• _Problem details_: Give all of the lines again, with nothing added or dropped.

□ □ □ □ □ □ □

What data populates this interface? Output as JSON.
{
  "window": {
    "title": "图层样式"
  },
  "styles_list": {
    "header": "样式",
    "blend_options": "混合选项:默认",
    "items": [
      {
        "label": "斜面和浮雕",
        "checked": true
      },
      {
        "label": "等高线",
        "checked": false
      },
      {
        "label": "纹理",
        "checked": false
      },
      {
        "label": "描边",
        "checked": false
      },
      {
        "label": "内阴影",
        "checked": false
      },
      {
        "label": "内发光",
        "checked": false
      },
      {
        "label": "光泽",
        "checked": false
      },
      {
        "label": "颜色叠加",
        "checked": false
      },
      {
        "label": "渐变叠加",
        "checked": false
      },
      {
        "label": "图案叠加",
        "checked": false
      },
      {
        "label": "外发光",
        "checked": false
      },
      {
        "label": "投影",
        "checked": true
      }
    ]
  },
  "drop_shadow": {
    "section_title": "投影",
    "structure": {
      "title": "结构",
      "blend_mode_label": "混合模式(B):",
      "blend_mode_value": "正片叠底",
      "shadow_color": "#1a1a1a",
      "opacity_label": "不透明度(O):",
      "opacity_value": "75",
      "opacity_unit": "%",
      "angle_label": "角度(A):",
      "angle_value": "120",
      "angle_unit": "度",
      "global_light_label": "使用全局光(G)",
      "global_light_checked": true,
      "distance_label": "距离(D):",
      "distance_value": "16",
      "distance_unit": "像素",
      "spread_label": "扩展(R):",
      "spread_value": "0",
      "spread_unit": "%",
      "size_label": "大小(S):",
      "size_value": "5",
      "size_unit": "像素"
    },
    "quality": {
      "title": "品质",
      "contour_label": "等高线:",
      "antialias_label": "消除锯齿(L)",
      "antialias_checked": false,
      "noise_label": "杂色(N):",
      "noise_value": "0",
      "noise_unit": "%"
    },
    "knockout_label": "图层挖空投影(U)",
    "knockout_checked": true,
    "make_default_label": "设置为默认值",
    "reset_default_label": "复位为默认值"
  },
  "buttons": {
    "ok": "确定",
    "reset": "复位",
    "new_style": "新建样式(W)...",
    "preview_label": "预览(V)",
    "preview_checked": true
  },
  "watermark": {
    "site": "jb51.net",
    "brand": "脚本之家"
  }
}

□ □ □ □ □ □ □

• _Correct answer_:
What data populates this interface? Output as JSON.
{
  "window": {
    "title": "图层样式"
  },
  "styles_list": {
    "header": "样式",
    "blend_options": "混合选项:默认",
    "items": [
      {
        "label": "斜面和浮雕",
        "checked": true
      },
      {
        "label": "等高线",
        "checked": false
      },
      {
        "label": "纹理",
        "checked": false
      },
      {
        "label": "描边",
        "checked": false
      },
      {
        "label": "内阴影",
        "checked": false
      },
      {
        "label": "内发光",
        "checked": false
      },
      {
        "label": "光泽",
        "checked": false
      },
      {
        "label": "颜色叠加",
        "checked": false
      },
      {
        "label": "渐变叠加",
        "checked": false
      },
      {
        "label": "图案叠加",
        "checked": false
      },
      {
        "label": "外发光",
        "checked": false
      },
      {
        "label": "投影",
        "checked": true
      }
    ]
  },
  "drop_shadow": {
    "section_title": "投影",
    "structure": {
      "title": "结构",
      "blend_mode_label": "混合模式(B):",
      "blend_mode_value": "正片叠底",
      "shadow_color": "#1a1a1a",
      "opacity_label": "不透明度(O):",
      "opacity_value": "75",
      "opacity_unit": "%",
      "angle_label": "角度(A):",
      "angle_value": "120",
      "angle_unit": "度",
      "global_light_label": "使用全局光(G)",
      "global_light_checked": true,
      "distance_label": "距离(D):",
      "distance_value": "16",
      "distance_unit": "像素",
      "spread_label": "扩展(R):",
      "spread_value": "0",
      "spread_unit": "%",
      "size_label": "大小(S):",
      "size_value": "5",
      "size_unit": "像素"
    },
    "quality": {
      "title": "品质",
      "contour_label": "等高线:",
      "antialias_label": "消除锯齿(L)",
      "antialias_checked": false,
      "noise_label": "杂色(N):",
      "noise_value": "0",
      "noise_unit": "%"
    },
    "knockout_label": "图层挖空投影(U)",
    "knockout_checked": true,
    "make_default_label": "设置为默认值",
    "reset_default_label": "复位为默认值"
  },
  "buttons": {
    "ok": "确定",
    "reset": "复位",
    "new_style": "新建样式(W)...",
    "preview_label": "预览(V)",
    "preview_checked": true
  },
  "watermark": {
    "site": "jb51.net",
    "brand": "脚本之家"
  }
}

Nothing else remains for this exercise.